▶ _Your objective_
Within the material below, find each line bearing the word "title" and present it.

(Stored items)
=======

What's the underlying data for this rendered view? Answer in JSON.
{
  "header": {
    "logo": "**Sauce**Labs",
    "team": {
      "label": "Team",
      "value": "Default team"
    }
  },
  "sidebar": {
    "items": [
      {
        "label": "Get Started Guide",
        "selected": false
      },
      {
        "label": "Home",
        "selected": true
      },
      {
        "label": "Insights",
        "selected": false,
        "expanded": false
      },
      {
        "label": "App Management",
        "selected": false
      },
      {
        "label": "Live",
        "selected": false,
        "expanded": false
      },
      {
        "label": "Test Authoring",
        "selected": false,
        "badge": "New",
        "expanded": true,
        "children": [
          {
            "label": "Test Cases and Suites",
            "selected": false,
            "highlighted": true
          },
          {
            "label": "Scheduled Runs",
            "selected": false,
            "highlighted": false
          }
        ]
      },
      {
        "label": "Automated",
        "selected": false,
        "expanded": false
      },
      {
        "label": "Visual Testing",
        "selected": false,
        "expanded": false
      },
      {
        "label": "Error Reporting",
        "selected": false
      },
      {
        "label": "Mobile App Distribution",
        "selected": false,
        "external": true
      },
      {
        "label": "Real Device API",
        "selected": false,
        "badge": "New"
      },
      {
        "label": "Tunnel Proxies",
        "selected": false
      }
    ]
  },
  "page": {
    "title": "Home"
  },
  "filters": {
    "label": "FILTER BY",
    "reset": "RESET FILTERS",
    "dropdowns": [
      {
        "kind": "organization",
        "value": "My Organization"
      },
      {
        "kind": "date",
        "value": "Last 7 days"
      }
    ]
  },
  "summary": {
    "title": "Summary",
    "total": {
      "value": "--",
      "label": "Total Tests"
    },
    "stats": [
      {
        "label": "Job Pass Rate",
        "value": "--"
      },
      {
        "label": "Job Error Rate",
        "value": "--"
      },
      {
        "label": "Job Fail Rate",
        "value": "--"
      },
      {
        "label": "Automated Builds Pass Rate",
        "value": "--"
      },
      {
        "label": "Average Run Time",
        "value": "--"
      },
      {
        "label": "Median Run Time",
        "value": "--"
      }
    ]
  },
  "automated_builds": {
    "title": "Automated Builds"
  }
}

=======

▶ _Final result_
    "title": "Home"
    "title": "Summary",
    "title": "Automated Builds"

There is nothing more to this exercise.